* TASK STATEMENT
Copy out each line of the material in which the word "zakken" appears.

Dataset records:
________________________

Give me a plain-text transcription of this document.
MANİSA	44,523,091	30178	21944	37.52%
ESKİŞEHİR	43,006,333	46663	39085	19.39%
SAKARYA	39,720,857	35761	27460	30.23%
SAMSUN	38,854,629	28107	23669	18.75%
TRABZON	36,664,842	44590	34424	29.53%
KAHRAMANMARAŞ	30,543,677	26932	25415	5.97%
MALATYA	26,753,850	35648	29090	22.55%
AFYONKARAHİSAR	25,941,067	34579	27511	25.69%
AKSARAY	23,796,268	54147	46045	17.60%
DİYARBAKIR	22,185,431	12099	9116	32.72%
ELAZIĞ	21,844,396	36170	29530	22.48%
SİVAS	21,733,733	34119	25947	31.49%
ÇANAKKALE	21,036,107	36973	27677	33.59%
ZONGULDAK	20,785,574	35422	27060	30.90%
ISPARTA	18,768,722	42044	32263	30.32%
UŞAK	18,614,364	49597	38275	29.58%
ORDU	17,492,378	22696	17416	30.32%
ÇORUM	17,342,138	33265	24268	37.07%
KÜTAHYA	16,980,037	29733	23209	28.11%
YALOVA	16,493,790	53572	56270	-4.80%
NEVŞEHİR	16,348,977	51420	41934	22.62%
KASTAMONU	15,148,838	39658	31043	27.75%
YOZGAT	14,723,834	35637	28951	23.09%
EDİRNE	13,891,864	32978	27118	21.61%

________________________

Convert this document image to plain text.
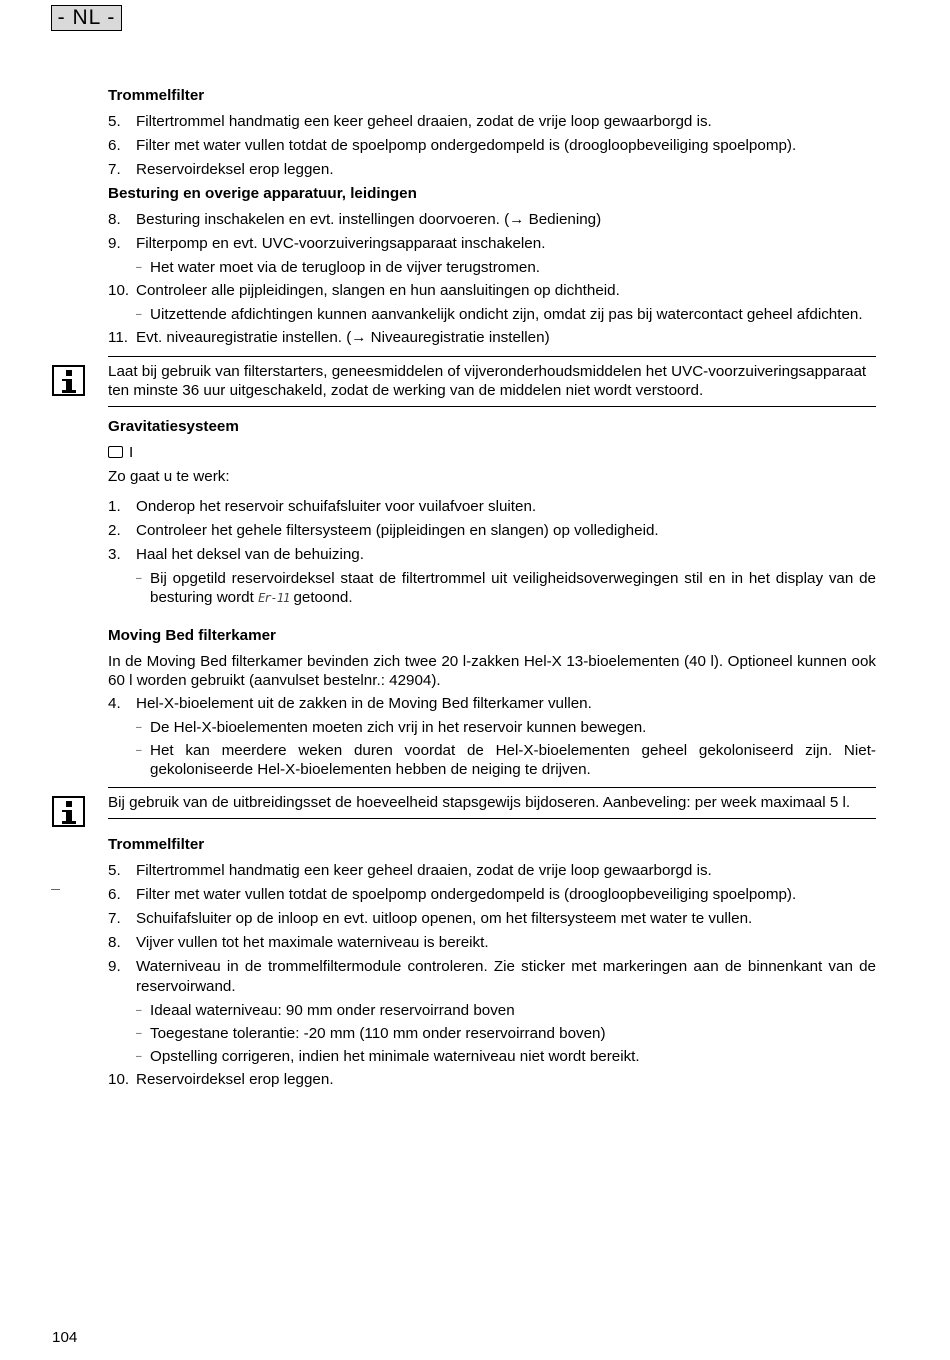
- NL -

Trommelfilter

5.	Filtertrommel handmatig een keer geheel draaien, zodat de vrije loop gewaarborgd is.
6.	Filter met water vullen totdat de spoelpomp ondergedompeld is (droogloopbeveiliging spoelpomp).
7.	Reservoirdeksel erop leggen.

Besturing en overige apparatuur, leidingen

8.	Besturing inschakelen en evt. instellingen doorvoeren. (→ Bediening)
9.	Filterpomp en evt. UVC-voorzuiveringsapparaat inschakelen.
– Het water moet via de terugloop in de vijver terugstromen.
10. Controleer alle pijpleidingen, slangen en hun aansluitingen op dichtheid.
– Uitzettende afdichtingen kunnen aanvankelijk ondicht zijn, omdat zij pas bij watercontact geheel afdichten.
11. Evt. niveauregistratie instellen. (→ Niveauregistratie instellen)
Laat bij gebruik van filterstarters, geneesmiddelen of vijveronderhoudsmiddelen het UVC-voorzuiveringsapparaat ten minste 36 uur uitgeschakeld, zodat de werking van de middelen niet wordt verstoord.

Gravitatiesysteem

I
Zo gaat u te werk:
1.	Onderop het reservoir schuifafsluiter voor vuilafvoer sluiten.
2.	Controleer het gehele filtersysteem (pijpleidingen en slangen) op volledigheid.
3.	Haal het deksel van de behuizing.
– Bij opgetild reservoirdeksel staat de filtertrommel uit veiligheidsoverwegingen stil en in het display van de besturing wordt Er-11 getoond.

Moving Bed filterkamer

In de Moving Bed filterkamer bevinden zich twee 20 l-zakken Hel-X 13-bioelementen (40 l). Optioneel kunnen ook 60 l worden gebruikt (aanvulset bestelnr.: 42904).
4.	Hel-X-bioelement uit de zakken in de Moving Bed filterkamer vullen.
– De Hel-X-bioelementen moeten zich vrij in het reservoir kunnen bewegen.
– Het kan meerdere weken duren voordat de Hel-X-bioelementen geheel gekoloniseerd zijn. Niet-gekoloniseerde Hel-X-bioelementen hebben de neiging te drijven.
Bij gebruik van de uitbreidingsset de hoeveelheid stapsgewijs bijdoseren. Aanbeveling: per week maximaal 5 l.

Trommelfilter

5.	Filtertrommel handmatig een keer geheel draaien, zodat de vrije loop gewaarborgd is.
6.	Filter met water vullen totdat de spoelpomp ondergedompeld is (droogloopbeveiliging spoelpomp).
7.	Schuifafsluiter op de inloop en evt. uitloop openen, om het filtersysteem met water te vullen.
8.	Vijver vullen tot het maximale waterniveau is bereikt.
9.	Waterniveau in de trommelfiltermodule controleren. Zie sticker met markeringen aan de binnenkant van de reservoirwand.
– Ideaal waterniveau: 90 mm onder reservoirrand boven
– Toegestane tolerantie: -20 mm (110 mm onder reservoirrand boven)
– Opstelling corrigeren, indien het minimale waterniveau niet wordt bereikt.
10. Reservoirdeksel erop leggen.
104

________________________

* EXPECTED OUTPUT
In de Moving Bed filterkamer bevinden zich twee 20 l-zakken Hel-X 13-bioelementen (40 l). Optioneel kunnen ook 60 l worden gebruikt (aanvulset bestelnr.: 42904).
4.	Hel-X-bioelement uit de zakken in de Moving Bed filterkamer vullen.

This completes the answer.